» **TASK TO CARRY OUT**
Work through the data and report how many lines include the string "Intervals", giving the number alone.

» **AVAILABLE RECORDS**
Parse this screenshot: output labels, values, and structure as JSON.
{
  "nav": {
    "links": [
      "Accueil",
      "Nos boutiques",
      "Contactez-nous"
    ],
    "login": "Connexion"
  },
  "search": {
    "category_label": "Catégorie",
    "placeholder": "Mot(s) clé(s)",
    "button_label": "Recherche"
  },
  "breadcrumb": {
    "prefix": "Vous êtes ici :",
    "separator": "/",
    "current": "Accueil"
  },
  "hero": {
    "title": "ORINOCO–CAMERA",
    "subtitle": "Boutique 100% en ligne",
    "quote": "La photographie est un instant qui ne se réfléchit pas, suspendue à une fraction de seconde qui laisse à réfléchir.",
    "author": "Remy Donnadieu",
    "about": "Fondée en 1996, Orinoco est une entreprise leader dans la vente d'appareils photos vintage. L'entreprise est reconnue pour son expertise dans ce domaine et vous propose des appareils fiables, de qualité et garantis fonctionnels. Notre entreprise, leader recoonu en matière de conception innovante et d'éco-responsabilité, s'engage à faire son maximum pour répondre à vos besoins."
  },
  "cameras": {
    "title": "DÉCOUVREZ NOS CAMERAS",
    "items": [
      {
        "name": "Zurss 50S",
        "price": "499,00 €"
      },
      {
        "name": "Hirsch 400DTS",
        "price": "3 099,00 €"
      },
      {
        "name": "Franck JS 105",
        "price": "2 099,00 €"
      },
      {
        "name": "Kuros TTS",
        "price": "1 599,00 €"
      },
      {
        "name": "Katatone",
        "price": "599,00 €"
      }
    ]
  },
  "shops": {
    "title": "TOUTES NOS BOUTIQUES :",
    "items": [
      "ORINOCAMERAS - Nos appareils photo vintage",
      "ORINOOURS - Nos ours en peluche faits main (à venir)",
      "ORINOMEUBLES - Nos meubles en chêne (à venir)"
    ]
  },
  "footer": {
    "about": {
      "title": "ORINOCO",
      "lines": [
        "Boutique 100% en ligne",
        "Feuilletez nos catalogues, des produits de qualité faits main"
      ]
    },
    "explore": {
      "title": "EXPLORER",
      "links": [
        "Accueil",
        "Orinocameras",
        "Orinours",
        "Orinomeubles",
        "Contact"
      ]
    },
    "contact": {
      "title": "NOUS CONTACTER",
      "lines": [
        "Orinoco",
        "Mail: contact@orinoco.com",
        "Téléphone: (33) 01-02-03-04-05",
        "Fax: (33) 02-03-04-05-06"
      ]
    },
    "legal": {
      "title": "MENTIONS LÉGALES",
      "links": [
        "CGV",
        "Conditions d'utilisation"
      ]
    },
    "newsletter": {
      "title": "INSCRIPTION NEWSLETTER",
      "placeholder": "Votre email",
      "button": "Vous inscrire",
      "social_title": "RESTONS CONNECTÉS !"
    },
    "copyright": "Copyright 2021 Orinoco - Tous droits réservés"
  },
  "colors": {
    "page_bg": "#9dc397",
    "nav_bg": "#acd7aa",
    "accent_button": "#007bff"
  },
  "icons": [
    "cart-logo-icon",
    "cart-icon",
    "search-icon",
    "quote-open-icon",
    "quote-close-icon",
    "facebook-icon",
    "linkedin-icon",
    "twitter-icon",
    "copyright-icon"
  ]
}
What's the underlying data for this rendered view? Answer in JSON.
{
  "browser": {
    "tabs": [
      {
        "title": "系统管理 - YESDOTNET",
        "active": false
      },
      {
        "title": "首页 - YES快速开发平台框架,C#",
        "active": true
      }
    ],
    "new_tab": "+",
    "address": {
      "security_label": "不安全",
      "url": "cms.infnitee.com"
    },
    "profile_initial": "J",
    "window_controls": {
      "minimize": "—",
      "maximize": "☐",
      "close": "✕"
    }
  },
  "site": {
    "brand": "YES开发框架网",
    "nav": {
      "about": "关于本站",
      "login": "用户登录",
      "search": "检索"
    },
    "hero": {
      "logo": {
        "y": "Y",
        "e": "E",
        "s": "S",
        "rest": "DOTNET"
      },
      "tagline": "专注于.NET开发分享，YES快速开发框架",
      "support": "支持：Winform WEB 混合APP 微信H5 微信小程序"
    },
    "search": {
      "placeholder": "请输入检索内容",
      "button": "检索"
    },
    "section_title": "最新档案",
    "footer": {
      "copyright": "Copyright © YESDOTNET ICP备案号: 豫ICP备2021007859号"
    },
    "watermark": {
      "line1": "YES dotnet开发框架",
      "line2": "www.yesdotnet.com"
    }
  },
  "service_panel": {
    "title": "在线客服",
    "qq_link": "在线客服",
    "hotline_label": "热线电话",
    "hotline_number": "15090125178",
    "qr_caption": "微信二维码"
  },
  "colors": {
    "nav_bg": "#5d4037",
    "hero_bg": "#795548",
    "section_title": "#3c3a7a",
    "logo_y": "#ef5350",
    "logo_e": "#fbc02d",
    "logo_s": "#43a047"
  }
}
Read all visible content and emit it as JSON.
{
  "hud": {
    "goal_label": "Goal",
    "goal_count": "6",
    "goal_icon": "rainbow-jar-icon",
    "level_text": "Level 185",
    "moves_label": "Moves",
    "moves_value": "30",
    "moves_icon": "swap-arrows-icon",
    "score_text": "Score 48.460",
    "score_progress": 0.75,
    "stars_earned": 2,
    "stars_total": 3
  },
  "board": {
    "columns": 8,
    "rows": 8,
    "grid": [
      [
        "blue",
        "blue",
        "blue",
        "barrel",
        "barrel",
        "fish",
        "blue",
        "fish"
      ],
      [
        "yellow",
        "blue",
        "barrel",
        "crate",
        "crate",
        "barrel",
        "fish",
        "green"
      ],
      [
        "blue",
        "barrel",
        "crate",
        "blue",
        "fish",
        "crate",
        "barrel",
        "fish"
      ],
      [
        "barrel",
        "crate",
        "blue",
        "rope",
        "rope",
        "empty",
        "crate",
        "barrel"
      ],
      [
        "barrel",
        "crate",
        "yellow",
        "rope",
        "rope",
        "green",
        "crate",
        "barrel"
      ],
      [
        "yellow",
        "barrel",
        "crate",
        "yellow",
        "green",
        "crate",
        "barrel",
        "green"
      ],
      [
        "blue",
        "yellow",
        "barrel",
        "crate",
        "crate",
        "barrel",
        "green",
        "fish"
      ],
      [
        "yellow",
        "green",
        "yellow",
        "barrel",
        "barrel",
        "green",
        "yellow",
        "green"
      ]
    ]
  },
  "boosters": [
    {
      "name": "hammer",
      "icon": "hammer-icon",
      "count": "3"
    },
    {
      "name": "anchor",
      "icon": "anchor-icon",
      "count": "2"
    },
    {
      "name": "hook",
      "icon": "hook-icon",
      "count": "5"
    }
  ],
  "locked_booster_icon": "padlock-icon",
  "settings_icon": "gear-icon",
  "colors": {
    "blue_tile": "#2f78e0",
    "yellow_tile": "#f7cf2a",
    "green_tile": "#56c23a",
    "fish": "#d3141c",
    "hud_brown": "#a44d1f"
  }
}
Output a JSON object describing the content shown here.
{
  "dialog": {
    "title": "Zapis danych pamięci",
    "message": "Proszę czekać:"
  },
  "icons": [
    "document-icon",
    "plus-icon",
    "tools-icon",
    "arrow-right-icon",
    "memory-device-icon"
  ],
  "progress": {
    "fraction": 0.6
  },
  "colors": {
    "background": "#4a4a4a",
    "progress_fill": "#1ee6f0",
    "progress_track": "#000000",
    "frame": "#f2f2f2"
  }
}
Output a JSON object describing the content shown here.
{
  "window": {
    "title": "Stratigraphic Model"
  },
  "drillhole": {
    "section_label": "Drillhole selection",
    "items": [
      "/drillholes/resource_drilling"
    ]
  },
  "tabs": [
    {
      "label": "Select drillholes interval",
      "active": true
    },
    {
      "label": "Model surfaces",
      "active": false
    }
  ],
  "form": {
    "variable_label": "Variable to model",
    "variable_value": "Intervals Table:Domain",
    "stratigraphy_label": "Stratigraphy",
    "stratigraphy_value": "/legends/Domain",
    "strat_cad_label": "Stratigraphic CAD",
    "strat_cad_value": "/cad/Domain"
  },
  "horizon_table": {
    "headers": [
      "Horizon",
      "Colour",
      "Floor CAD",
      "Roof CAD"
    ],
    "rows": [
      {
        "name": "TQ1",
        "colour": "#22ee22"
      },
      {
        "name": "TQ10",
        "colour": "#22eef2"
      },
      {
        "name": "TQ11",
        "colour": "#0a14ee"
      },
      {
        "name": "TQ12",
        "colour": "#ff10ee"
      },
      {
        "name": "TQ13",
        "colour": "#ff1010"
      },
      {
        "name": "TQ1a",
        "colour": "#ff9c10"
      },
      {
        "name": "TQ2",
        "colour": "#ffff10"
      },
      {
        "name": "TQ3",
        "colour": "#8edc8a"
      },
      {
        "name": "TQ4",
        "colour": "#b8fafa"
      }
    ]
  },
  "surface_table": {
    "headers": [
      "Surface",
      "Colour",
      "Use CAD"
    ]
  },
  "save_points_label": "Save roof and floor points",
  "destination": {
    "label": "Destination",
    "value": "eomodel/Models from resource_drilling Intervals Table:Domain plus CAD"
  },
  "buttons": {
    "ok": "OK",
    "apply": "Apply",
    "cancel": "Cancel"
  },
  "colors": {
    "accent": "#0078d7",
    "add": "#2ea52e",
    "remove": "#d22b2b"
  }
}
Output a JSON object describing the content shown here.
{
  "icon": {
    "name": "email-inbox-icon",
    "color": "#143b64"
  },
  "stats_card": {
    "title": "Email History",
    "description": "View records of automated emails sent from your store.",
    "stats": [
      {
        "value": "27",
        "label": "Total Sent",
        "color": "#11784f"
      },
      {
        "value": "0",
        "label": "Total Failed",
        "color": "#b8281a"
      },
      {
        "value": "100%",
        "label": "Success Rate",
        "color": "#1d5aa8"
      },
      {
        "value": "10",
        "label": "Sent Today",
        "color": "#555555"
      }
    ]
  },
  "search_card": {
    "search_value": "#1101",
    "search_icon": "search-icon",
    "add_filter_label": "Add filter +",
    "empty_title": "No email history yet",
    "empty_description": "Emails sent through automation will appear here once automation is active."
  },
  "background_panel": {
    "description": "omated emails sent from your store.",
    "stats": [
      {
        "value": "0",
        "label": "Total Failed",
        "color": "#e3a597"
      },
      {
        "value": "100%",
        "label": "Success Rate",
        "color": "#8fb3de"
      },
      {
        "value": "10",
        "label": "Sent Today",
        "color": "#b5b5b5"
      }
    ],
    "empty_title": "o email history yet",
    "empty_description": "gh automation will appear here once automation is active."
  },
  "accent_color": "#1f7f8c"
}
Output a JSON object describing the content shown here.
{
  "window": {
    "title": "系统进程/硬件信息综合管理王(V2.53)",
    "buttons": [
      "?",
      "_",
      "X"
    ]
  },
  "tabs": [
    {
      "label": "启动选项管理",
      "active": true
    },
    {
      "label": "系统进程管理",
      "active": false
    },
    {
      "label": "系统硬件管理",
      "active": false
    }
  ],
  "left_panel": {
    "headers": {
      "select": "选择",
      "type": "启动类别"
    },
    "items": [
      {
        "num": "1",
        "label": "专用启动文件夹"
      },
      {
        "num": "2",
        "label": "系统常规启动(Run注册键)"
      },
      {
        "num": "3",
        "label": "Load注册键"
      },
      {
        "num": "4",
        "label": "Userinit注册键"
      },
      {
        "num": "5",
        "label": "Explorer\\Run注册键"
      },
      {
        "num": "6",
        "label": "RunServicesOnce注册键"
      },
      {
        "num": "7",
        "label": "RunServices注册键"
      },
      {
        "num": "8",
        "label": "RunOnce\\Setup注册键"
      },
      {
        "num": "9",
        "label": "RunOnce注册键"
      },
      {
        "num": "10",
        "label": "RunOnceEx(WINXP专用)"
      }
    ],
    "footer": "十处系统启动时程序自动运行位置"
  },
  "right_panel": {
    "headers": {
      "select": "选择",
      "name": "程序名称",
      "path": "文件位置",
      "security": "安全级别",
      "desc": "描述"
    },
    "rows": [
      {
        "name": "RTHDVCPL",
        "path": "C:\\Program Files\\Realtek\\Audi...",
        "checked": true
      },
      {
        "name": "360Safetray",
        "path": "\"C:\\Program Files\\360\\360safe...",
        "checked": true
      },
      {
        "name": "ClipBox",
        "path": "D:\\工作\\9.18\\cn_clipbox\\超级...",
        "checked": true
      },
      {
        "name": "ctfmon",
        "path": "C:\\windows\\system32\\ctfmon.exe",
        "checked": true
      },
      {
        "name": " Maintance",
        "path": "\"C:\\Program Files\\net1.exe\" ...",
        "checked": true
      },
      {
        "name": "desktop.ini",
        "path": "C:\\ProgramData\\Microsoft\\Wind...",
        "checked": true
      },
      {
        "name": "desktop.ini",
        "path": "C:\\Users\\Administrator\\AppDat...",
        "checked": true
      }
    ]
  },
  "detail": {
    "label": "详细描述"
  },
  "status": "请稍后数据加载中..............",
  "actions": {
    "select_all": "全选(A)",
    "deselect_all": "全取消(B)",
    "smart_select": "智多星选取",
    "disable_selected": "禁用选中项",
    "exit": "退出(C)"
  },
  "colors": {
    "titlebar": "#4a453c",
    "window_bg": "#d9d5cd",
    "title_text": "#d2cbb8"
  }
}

» **EXERCISE RESPONSE**
2